What follows is a block of records; restate each one word for word.

+++ Input records

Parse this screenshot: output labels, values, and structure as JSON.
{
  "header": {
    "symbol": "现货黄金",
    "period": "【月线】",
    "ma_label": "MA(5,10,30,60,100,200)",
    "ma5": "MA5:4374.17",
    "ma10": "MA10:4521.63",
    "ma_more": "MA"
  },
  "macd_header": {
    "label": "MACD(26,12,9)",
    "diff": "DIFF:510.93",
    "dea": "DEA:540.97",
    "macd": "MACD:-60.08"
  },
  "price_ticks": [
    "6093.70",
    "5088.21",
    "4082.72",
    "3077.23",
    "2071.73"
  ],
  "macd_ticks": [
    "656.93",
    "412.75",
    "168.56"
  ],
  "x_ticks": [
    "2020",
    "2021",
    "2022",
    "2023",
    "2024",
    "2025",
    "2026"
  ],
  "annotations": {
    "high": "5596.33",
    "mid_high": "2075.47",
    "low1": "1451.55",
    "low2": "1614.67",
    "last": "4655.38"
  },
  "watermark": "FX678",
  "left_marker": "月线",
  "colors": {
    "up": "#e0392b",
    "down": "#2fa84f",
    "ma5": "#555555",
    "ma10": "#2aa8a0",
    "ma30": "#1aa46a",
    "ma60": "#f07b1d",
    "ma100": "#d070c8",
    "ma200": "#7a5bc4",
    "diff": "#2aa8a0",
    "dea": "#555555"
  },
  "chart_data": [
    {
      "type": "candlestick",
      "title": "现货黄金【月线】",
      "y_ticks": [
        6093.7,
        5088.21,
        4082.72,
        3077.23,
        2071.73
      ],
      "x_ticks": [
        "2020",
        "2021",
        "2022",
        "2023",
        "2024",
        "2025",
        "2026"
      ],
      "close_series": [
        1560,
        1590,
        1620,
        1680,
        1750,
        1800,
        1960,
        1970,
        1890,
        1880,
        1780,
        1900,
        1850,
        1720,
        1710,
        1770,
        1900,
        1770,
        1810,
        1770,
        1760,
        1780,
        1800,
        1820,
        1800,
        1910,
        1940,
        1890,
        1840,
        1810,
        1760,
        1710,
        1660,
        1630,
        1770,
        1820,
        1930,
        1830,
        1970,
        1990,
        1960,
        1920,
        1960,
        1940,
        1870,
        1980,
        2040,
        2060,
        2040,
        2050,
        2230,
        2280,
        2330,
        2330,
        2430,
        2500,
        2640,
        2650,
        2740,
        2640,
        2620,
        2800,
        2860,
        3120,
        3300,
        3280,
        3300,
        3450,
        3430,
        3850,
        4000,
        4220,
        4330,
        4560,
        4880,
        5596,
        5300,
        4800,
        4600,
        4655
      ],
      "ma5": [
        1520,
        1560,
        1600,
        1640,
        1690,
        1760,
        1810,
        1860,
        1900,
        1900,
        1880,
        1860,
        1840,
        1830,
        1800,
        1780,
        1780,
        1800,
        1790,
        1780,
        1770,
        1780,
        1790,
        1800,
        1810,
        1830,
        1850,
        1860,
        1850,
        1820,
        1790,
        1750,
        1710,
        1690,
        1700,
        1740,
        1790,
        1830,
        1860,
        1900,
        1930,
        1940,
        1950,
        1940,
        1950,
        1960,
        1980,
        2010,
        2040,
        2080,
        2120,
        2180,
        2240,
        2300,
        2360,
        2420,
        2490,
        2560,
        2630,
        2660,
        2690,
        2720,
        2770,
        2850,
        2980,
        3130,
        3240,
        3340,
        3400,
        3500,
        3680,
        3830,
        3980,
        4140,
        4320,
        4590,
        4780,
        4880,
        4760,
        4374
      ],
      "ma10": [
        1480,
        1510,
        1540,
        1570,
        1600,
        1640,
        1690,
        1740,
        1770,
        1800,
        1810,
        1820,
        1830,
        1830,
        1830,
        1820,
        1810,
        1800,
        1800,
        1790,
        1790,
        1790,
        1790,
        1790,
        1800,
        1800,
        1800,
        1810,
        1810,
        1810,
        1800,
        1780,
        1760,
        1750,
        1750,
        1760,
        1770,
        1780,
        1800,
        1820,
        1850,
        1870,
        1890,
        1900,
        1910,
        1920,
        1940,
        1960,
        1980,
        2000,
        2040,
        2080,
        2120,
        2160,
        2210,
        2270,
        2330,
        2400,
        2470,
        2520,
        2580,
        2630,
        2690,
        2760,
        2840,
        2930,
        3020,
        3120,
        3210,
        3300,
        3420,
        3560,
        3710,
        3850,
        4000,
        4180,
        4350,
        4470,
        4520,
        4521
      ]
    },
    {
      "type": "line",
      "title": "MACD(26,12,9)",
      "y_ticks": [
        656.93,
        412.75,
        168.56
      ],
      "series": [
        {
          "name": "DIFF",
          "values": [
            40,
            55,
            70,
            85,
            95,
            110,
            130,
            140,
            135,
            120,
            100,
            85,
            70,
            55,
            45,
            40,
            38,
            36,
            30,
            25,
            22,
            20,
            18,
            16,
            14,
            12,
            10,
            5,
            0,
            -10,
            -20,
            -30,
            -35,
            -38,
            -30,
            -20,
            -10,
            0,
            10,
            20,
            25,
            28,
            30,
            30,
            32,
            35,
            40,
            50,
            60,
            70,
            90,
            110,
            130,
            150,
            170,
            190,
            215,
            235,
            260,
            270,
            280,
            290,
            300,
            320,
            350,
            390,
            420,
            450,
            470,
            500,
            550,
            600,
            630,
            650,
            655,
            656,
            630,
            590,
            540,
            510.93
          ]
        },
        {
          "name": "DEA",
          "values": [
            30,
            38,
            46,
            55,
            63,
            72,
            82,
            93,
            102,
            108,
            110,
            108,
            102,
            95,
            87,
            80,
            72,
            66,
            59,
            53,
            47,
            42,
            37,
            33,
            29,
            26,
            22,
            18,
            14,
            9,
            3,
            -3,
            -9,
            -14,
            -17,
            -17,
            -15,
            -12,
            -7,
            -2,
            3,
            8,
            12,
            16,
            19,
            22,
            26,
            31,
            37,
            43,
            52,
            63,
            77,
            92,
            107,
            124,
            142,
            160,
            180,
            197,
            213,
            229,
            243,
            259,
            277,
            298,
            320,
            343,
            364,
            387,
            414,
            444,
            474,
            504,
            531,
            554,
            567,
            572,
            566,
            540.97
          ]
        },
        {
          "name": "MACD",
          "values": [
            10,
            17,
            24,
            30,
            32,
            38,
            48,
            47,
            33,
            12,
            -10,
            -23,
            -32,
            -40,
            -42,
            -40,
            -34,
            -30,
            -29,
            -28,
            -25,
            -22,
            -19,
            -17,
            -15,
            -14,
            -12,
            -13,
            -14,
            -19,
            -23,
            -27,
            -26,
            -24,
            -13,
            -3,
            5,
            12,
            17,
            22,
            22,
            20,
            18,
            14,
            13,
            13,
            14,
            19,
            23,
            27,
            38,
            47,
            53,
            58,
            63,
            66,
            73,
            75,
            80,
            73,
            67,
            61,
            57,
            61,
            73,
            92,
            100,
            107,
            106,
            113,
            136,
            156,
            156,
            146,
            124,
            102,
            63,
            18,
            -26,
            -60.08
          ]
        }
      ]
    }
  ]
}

++++++

**Full answer**
Parse this screenshot: output labels, values, and structure as JSON.
{
  "header": {
    "symbol": "现货黄金",
    "period": "【月线】",
    "ma_label": "MA(5,10,30,60,100,200)",
    "ma5": "MA5:4374.17",
    "ma10": "MA10:4521.63",
    "ma_more": "MA"
  },
  "macd_header": {
    "label": "MACD(26,12,9)",
    "diff": "DIFF:510.93",
    "dea": "DEA:540.97",
    "macd": "MACD:-60.08"
  },
  "price_ticks": [
    "6093.70",
    "5088.21",
    "4082.72",
    "3077.23",
    "2071.73"
  ],
  "macd_ticks": [
    "656.93",
    "412.75",
    "168.56"
  ],
  "x_ticks": [
    "2020",
    "2021",
    "2022",
    "2023",
    "2024",
    "2025",
    "2026"
  ],
  "annotations": {
    "high": "5596.33",
    "mid_high": "2075.47",
    "low1": "1451.55",
    "low2": "1614.67",
    "last": "4655.38"
  },
  "watermark": "FX678",
  "left_marker": "月线",
  "colors": {
    "up": "#e0392b",
    "down": "#2fa84f",
    "ma5": "#555555",
    "ma10": "#2aa8a0",
    "ma30": "#1aa46a",
    "ma60": "#f07b1d",
    "ma100": "#d070c8",
    "ma200": "#7a5bc4",
    "diff": "#2aa8a0",
    "dea": "#555555"
  },
  "chart_data": [
    {
      "type": "candlestick",
      "title": "现货黄金【月线】",
      "y_ticks": [
        6093.7,
        5088.21,
        4082.72,
        3077.23,
        2071.73
      ],
      "x_ticks": [
        "2020",
        "2021",
        "2022",
        "2023",
        "2024",
        "2025",
        "2026"
      ],
      "close_series": [
        1560,
        1590,
        1620,
        1680,
        1750,
        1800,
        1960,
        1970,
        1890,
        1880,
        1780,
        1900,
        1850,
        1720,
        1710,
        1770,
        1900,
        1770,
        1810,
        1770,
        1760,
        1780,
        1800,
        1820,
        1800,
        1910,
        1940,
        1890,
        1840,
        1810,
        1760,
        1710,
        1660,
        1630,
        1770,
        1820,
        1930,
        1830,
        1970,
        1990,
        1960,
        1920,
        1960,
        1940,
        1870,
        1980,
        2040,
        2060,
        2040,
        2050,
        2230,
        2280,
        2330,
        2330,
        2430,
        2500,
        2640,
        2650,
        2740,
        2640,
        2620,
        2800,
        2860,
        3120,
        3300,
        3280,
        3300,
        3450,
        3430,
        3850,
        4000,
        4220,
        4330,
        4560,
        4880,
        5596,
        5300,
        4800,
        4600,
        4655
      ],
      "ma5": [
        1520,
        1560,
        1600,
        1640,
        1690,
        1760,
        1810,
        1860,
        1900,
        1900,
        1880,
        1860,
        1840,
        1830,
        1800,
        1780,
        1780,
        1800,
        1790,
        1780,
        1770,
        1780,
        1790,
        1800,
        1810,
        1830,
        1850,
        1860,
        1850,
        1820,
        1790,
        1750,
        1710,
        1690,
        1700,
        1740,
        1790,
        1830,
        1860,
        1900,
        1930,
        1940,
        1950,
        1940,
        1950,
        1960,
        1980,
        2010,
        2040,
        2080,
        2120,
        2180,
        2240,
        2300,
        2360,
        2420,
        2490,
        2560,
        2630,
        2660,
        2690,
        2720,
        2770,
        2850,
        2980,
        3130,
        3240,
        3340,
        3400,
        3500,
        3680,
        3830,
        3980,
        4140,
        4320,
        4590,
        4780,
        4880,
        4760,
        4374
      ],
      "ma10": [
        1480,
        1510,
        1540,
        1570,
        1600,
        1640,
        1690,
        1740,
        1770,
        1800,
        1810,
        1820,
        1830,
        1830,
        1830,
        1820,
        1810,
        1800,
        1800,
        1790,
        1790,
        1790,
        1790,
        1790,
        1800,
        1800,
        1800,
        1810,
        1810,
        1810,
        1800,
        1780,
        1760,
        1750,
        1750,
        1760,
        1770,
        1780,
        1800,
        1820,
        1850,
        1870,
        1890,
        1900,
        1910,
        1920,
        1940,
        1960,
        1980,
        2000,
        2040,
        2080,
        2120,
        2160,
        2210,
        2270,
        2330,
        2400,
        2470,
        2520,
        2580,
        2630,
        2690,
        2760,
        2840,
        2930,
        3020,
        3120,
        3210,
        3300,
        3420,
        3560,
        3710,
        3850,
        4000,
        4180,
        4350,
        4470,
        4520,
        4521
      ]
    },
    {
      "type": "line",
      "title": "MACD(26,12,9)",
      "y_ticks": [
        656.93,
        412.75,
        168.56
      ],
      "series": [
        {
          "name": "DIFF",
          "values": [
            40,
            55,
            70,
            85,
            95,
            110,
            130,
            140,
            135,
            120,
            100,
            85,
            70,
            55,
            45,
            40,
            38,
            36,
            30,
            25,
            22,
            20,
            18,
            16,
            14,
            12,
            10,
            5,
            0,
            -10,
            -20,
            -30,
            -35,
            -38,
            -30,
            -20,
            -10,
            0,
            10,
            20,
            25,
            28,
            30,
            30,
            32,
            35,
            40,
            50,
            60,
            70,
            90,
            110,
            130,
            150,
            170,
            190,
            215,
            235,
            260,
            270,
            280,
            290,
            300,
            320,
            350,
            390,
            420,
            450,
            470,
            500,
            550,
            600,
            630,
            650,
            655,
            656,
            630,
            590,
            540,
            510.93
          ]
        },
        {
          "name": "DEA",
          "values": [
            30,
            38,
            46,
            55,
            63,
            72,
            82,
            93,
            102,
            108,
            110,
            108,
            102,
            95,
            87,
            80,
            72,
            66,
            59,
            53,
            47,
            42,
            37,
            33,
            29,
            26,
            22,
            18,
            14,
            9,
            3,
            -3,
            -9,
            -14,
            -17,
            -17,
            -15,
            -12,
            -7,
            -2,
            3,
            8,
            12,
            16,
            19,
            22,
            26,
            31,
            37,
            43,
            52,
            63,
            77,
            92,
            107,
            124,
            142,
            160,
            180,
            197,
            213,
            229,
            243,
            259,
            277,
            298,
            320,
            343,
            364,
            387,
            414,
            444,
            474,
            504,
            531,
            554,
            567,
            572,
            566,
            540.97
          ]
        },
        {
          "name": "MACD",
          "values": [
            10,
            17,
            24,
            30,
            32,
            38,
            48,
            47,
            33,
            12,
            -10,
            -23,
            -32,
            -40,
            -42,
            -40,
            -34,
            -30,
            -29,
            -28,
            -25,
            -22,
            -19,
            -17,
            -15,
            -14,
            -12,
            -13,
            -14,
            -19,
            -23,
            -27,
            -26,
            -24,
            -13,
            -3,
            5,
            12,
            17,
            22,
            22,
            20,
            18,
            14,
            13,
            13,
            14,
            19,
            23,
            27,
            38,
            47,
            53,
            58,
            63,
            66,
            73,
            75,
            80,
            73,
            67,
            61,
            57,
            61,
            73,
            92,
            100,
            107,
            106,
            113,
            136,
            156,
            156,
            146,
            124,
            102,
            63,
            18,
            -26,
            -60.08
          ]
        }
      ]
    }
  ]
}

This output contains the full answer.